TASK DESCRIPTION:
Go through the listing and set it down exactly, leaving out its pictures.

================================

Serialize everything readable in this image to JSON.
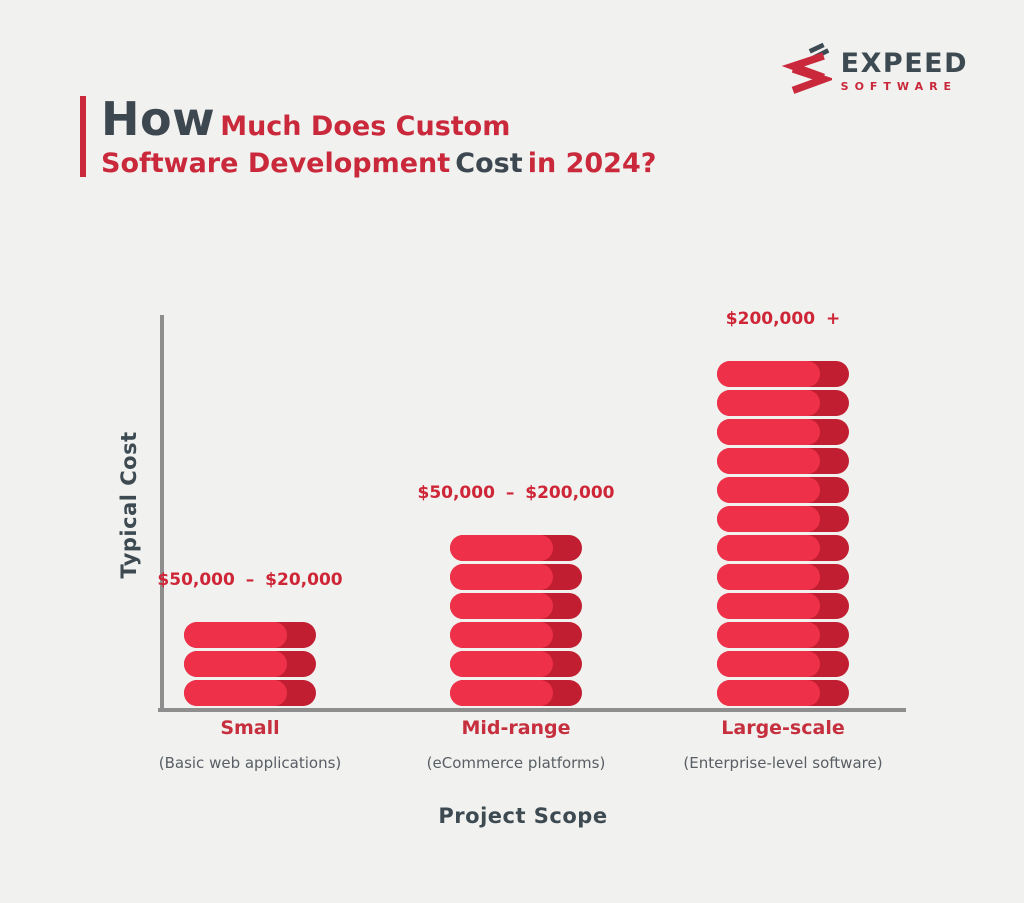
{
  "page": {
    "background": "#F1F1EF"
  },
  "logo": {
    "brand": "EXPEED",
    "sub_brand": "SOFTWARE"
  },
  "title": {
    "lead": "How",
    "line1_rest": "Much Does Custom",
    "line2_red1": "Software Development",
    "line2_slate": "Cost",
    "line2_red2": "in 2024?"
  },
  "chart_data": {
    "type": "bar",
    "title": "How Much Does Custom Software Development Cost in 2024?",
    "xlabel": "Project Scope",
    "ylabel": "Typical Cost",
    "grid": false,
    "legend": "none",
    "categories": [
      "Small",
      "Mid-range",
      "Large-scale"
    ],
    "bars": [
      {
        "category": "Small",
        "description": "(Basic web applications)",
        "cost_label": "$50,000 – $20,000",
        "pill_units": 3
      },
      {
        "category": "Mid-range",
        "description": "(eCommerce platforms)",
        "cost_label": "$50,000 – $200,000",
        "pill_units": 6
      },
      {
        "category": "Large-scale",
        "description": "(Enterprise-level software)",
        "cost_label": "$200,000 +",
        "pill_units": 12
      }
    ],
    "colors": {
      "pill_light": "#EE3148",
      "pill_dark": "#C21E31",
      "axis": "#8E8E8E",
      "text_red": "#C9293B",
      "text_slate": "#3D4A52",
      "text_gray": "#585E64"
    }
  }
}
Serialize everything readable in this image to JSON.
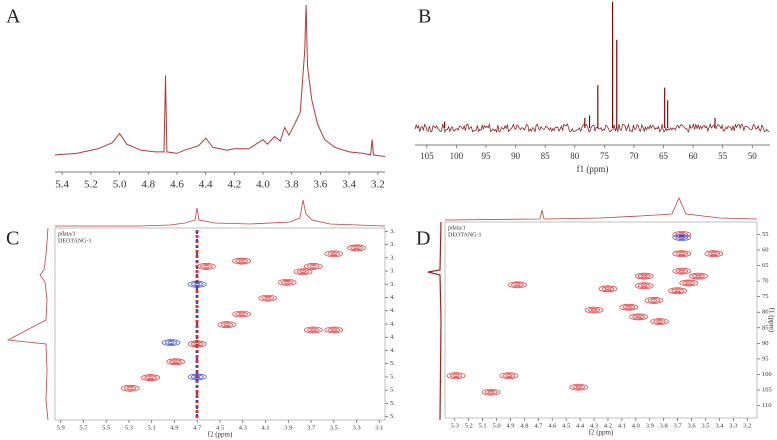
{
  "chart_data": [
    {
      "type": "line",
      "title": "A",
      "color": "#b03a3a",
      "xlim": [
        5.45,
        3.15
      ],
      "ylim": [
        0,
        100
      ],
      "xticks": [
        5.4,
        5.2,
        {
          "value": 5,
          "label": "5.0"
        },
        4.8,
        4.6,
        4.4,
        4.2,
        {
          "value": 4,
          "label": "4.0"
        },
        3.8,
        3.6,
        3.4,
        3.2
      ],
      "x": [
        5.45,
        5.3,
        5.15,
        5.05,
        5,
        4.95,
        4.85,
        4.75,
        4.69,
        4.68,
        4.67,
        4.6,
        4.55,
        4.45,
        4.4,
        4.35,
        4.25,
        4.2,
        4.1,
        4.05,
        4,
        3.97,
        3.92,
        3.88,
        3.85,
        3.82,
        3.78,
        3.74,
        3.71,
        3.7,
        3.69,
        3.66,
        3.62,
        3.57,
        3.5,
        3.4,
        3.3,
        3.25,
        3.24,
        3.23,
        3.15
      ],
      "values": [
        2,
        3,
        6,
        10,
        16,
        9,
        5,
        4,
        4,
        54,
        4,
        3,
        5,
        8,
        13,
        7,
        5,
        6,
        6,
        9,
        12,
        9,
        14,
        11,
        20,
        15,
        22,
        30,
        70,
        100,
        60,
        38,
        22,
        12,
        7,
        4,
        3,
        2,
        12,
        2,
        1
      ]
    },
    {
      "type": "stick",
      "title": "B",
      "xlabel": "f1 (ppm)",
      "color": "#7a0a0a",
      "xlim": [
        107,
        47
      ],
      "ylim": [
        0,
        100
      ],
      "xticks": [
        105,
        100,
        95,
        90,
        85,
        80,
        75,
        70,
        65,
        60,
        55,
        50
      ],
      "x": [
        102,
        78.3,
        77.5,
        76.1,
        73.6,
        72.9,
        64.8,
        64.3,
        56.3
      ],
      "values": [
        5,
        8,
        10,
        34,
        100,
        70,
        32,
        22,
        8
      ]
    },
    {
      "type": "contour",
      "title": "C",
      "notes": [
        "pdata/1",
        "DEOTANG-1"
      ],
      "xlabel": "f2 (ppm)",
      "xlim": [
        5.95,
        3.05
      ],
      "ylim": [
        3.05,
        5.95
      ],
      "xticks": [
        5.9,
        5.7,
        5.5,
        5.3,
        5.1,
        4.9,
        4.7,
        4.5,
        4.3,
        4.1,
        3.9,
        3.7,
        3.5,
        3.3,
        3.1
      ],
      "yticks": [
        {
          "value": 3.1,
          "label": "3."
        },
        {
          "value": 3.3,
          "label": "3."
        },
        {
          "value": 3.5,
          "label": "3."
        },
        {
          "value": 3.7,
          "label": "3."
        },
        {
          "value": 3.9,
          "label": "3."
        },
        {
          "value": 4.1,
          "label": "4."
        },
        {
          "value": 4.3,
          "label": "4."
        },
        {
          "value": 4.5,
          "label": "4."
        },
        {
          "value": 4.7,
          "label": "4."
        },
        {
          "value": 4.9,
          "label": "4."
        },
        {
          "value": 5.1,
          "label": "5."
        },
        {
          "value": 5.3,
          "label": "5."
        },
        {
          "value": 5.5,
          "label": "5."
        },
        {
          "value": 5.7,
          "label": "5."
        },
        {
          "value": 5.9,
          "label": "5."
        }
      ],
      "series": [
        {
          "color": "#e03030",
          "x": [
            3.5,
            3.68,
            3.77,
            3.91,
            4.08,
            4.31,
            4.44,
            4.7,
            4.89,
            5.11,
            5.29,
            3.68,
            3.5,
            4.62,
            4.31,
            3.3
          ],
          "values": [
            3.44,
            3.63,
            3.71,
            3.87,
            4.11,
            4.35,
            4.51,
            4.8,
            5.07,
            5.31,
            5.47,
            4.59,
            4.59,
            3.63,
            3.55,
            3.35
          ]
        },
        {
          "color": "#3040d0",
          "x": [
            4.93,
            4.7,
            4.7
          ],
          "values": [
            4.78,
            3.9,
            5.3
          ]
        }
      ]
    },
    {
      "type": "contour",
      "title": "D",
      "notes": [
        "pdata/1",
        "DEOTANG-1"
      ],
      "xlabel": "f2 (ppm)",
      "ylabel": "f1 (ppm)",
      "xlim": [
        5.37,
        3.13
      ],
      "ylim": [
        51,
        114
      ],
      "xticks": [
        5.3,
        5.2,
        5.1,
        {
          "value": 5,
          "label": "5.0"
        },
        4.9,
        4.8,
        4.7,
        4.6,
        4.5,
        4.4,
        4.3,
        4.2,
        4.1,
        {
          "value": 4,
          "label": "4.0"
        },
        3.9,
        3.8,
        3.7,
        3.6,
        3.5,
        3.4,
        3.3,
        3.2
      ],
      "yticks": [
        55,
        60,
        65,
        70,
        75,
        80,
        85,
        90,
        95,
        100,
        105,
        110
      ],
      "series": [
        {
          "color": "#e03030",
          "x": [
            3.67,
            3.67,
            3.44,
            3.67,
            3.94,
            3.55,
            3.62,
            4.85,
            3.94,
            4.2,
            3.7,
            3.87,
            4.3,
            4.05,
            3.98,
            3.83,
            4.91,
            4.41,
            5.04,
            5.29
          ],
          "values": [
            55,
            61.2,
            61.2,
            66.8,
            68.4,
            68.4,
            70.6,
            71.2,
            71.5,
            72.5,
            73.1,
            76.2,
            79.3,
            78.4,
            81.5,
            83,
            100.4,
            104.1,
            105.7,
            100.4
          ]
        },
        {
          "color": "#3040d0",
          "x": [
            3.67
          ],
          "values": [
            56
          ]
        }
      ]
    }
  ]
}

================================

RESPONSE FOR THIS EXERCISE:
Serialize everything readable in this image to JSON.
{
  "page": {
    "background": "#F1F1EF"
  },
  "logo": {
    "brand": "EXPEED",
    "sub_brand": "SOFTWARE"
  },
  "title": {
    "lead": "How",
    "line1_rest": "Much Does Custom",
    "line2_red1": "Software Development",
    "line2_slate": "Cost",
    "line2_red2": "in 2024?"
  },
  "chart_data": {
    "type": "bar",
    "title": "How Much Does Custom Software Development Cost in 2024?",
    "xlabel": "Project Scope",
    "ylabel": "Typical Cost",
    "grid": false,
    "legend": "none",
    "categories": [
      "Small",
      "Mid-range",
      "Large-scale"
    ],
    "bars": [
      {
        "category": "Small",
        "description": "(Basic web applications)",
        "cost_label": "$50,000 – $20,000",
        "pill_units": 3
      },
      {
        "category": "Mid-range",
        "description": "(eCommerce platforms)",
        "cost_label": "$50,000 – $200,000",
        "pill_units": 6
      },
      {
        "category": "Large-scale",
        "description": "(Enterprise-level software)",
        "cost_label": "$200,000 +",
        "pill_units": 12
      }
    ],
    "colors": {
      "pill_light": "#EE3148",
      "pill_dark": "#C21E31",
      "axis": "#8E8E8E",
      "text_red": "#C9293B",
      "text_slate": "#3D4A52",
      "text_gray": "#585E64"
    }
  }
}
Serialize everything readable in this image to JSON.
{
  "chart_data": [
    {
      "type": "line",
      "title": "A",
      "color": "#b03a3a",
      "xlim": [
        5.45,
        3.15
      ],
      "ylim": [
        0,
        100
      ],
      "xticks": [
        5.4,
        5.2,
        {
          "value": 5,
          "label": "5.0"
        },
        4.8,
        4.6,
        4.4,
        4.2,
        {
          "value": 4,
          "label": "4.0"
        },
        3.8,
        3.6,
        3.4,
        3.2
      ],
      "x": [
        5.45,
        5.3,
        5.15,
        5.05,
        5,
        4.95,
        4.85,
        4.75,
        4.69,
        4.68,
        4.67,
        4.6,
        4.55,
        4.45,
        4.4,
        4.35,
        4.25,
        4.2,
        4.1,
        4.05,
        4,
        3.97,
        3.92,
        3.88,
        3.85,
        3.82,
        3.78,
        3.74,
        3.71,
        3.7,
        3.69,
        3.66,
        3.62,
        3.57,
        3.5,
        3.4,
        3.3,
        3.25,
        3.24,
        3.23,
        3.15
      ],
      "values": [
        2,
        3,
        6,
        10,
        16,
        9,
        5,
        4,
        4,
        54,
        4,
        3,
        5,
        8,
        13,
        7,
        5,
        6,
        6,
        9,
        12,
        9,
        14,
        11,
        20,
        15,
        22,
        30,
        70,
        100,
        60,
        38,
        22,
        12,
        7,
        4,
        3,
        2,
        12,
        2,
        1
      ]
    },
    {
      "type": "stick",
      "title": "B",
      "xlabel": "f1 (ppm)",
      "color": "#7a0a0a",
      "xlim": [
        107,
        47
      ],
      "ylim": [
        0,
        100
      ],
      "xticks": [
        105,
        100,
        95,
        90,
        85,
        80,
        75,
        70,
        65,
        60,
        55,
        50
      ],
      "x": [
        102,
        78.3,
        77.5,
        76.1,
        73.6,
        72.9,
        64.8,
        64.3,
        56.3
      ],
      "values": [
        5,
        8,
        10,
        34,
        100,
        70,
        32,
        22,
        8
      ]
    },
    {
      "type": "contour",
      "title": "C",
      "notes": [
        "pdata/1",
        "DEOTANG-1"
      ],
      "xlabel": "f2 (ppm)",
      "xlim": [
        5.95,
        3.05
      ],
      "ylim": [
        3.05,
        5.95
      ],
      "xticks": [
        5.9,
        5.7,
        5.5,
        5.3,
        5.1,
        4.9,
        4.7,
        4.5,
        4.3,
        4.1,
        3.9,
        3.7,
        3.5,
        3.3,
        3.1
      ],
      "yticks": [
        {
          "value": 3.1,
          "label": "3."
        },
        {
          "value": 3.3,
          "label": "3."
        },
        {
          "value": 3.5,
          "label": "3."
        },
        {
          "value": 3.7,
          "label": "3."
        },
        {
          "value": 3.9,
          "label": "3."
        },
        {
          "value": 4.1,
          "label": "4."
        },
        {
          "value": 4.3,
          "label": "4."
        },
        {
          "value": 4.5,
          "label": "4."
        },
        {
          "value": 4.7,
          "label": "4."
        },
        {
          "value": 4.9,
          "label": "4."
        },
        {
          "value": 5.1,
          "label": "5."
        },
        {
          "value": 5.3,
          "label": "5."
        },
        {
          "value": 5.5,
          "label": "5."
        },
        {
          "value": 5.7,
          "label": "5."
        },
        {
          "value": 5.9,
          "label": "5."
        }
      ],
      "series": [
        {
          "color": "#e03030",
          "x": [
            3.5,
            3.68,
            3.77,
            3.91,
            4.08,
            4.31,
            4.44,
            4.7,
            4.89,
            5.11,
            5.29,
            3.68,
            3.5,
            4.62,
            4.31,
            3.3
          ],
          "values": [
            3.44,
            3.63,
            3.71,
            3.87,
            4.11,
            4.35,
            4.51,
            4.8,
            5.07,
            5.31,
            5.47,
            4.59,
            4.59,
            3.63,
            3.55,
            3.35
          ]
        },
        {
          "color": "#3040d0",
          "x": [
            4.93,
            4.7,
            4.7
          ],
          "values": [
            4.78,
            3.9,
            5.3
          ]
        }
      ]
    },
    {
      "type": "contour",
      "title": "D",
      "notes": [
        "pdata/1",
        "DEOTANG-1"
      ],
      "xlabel": "f2 (ppm)",
      "ylabel": "f1 (ppm)",
      "xlim": [
        5.37,
        3.13
      ],
      "ylim": [
        51,
        114
      ],
      "xticks": [
        5.3,
        5.2,
        5.1,
        {
          "value": 5,
          "label": "5.0"
        },
        4.9,
        4.8,
        4.7,
        4.6,
        4.5,
        4.4,
        4.3,
        4.2,
        4.1,
        {
          "value": 4,
          "label": "4.0"
        },
        3.9,
        3.8,
        3.7,
        3.6,
        3.5,
        3.4,
        3.3,
        3.2
      ],
      "yticks": [
        55,
        60,
        65,
        70,
        75,
        80,
        85,
        90,
        95,
        100,
        105,
        110
      ],
      "series": [
        {
          "color": "#e03030",
          "x": [
            3.67,
            3.67,
            3.44,
            3.67,
            3.94,
            3.55,
            3.62,
            4.85,
            3.94,
            4.2,
            3.7,
            3.87,
            4.3,
            4.05,
            3.98,
            3.83,
            4.91,
            4.41,
            5.04,
            5.29
          ],
          "values": [
            55,
            61.2,
            61.2,
            66.8,
            68.4,
            68.4,
            70.6,
            71.2,
            71.5,
            72.5,
            73.1,
            76.2,
            79.3,
            78.4,
            81.5,
            83,
            100.4,
            104.1,
            105.7,
            100.4
          ]
        },
        {
          "color": "#3040d0",
          "x": [
            3.67
          ],
          "values": [
            56
          ]
        }
      ]
    }
  ]
}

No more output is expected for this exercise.